The task ▸
Give every entry again, word for word.

* START Data *

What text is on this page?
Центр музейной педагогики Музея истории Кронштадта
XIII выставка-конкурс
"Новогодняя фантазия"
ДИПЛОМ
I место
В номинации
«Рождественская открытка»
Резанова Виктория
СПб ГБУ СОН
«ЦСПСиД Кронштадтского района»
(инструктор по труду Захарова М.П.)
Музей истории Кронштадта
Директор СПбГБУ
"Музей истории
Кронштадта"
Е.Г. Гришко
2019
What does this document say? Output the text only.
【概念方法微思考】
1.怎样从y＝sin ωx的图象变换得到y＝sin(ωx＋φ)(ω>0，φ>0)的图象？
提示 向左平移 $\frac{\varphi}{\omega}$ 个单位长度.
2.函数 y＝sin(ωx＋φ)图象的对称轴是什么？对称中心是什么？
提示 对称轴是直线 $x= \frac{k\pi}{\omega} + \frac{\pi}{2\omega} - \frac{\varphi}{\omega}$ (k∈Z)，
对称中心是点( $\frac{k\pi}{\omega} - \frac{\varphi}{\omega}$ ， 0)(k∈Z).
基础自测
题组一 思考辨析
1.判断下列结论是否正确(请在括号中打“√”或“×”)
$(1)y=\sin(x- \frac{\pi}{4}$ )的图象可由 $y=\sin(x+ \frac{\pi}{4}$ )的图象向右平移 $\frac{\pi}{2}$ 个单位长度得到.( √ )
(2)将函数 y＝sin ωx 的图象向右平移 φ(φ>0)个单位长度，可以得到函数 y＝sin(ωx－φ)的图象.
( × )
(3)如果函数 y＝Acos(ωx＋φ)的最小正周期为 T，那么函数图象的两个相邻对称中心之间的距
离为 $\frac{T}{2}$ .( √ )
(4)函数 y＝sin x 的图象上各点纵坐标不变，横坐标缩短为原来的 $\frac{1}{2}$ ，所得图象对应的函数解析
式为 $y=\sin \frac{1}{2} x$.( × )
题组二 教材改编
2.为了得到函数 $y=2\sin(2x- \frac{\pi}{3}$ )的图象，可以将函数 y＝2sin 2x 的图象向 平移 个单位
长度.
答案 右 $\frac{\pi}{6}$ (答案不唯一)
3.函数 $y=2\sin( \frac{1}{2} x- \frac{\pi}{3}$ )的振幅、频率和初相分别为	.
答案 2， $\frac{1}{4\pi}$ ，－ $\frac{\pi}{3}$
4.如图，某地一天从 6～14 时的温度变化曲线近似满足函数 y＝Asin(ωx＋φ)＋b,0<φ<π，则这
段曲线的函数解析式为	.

* END Data *

Task answer ▸
What text is on this page?
Центр музейной педагогики Музея истории Кронштадта
XIII выставка-конкурс
"Новогодняя фантазия"
ДИПЛОМ
I место
В номинации
«Рождественская открытка»
Резанова Виктория
СПб ГБУ СОН
«ЦСПСиД Кронштадтского района»
(инструктор по труду Захарова М.П.)
Музей истории Кронштадта
Директор СПбГБУ
"Музей истории
Кронштадта"
Е.Г. Гришко
2019
What does this document say? Output the text only.
【概念方法微思考】
1.怎样从y＝sin ωx的图象变换得到y＝sin(ωx＋φ)(ω>0，φ>0)的图象？
提示 向左平移 $\frac{\varphi}{\omega}$ 个单位长度.
2.函数 y＝sin(ωx＋φ)图象的对称轴是什么？对称中心是什么？
提示 对称轴是直线 $x= \frac{k\pi}{\omega} + \frac{\pi}{2\omega} - \frac{\varphi}{\omega}$ (k∈Z)，
对称中心是点( $\frac{k\pi}{\omega} - \frac{\varphi}{\omega}$ ， 0)(k∈Z).
基础自测
题组一 思考辨析
1.判断下列结论是否正确(请在括号中打“√”或“×”)
$(1)y=\sin(x- \frac{\pi}{4}$ )的图象可由 $y=\sin(x+ \frac{\pi}{4}$ )的图象向右平移 $\frac{\pi}{2}$ 个单位长度得到.( √ )
(2)将函数 y＝sin ωx 的图象向右平移 φ(φ>0)个单位长度，可以得到函数 y＝sin(ωx－φ)的图象.
( × )
(3)如果函数 y＝Acos(ωx＋φ)的最小正周期为 T，那么函数图象的两个相邻对称中心之间的距
离为 $\frac{T}{2}$ .( √ )
(4)函数 y＝sin x 的图象上各点纵坐标不变，横坐标缩短为原来的 $\frac{1}{2}$ ，所得图象对应的函数解析
式为 $y=\sin \frac{1}{2} x$.( × )
题组二 教材改编
2.为了得到函数 $y=2\sin(2x- \frac{\pi}{3}$ )的图象，可以将函数 y＝2sin 2x 的图象向 平移 个单位
长度.
答案 右 $\frac{\pi}{6}$ (答案不唯一)
3.函数 $y=2\sin( \frac{1}{2} x- \frac{\pi}{3}$ )的振幅、频率和初相分别为	.
答案 2， $\frac{1}{4\pi}$ ，－ $\frac{\pi}{3}$
4.如图，某地一天从 6～14 时的温度变化曲线近似满足函数 y＝Asin(ωx＋φ)＋b,0<φ<π，则这
段曲线的函数解析式为	.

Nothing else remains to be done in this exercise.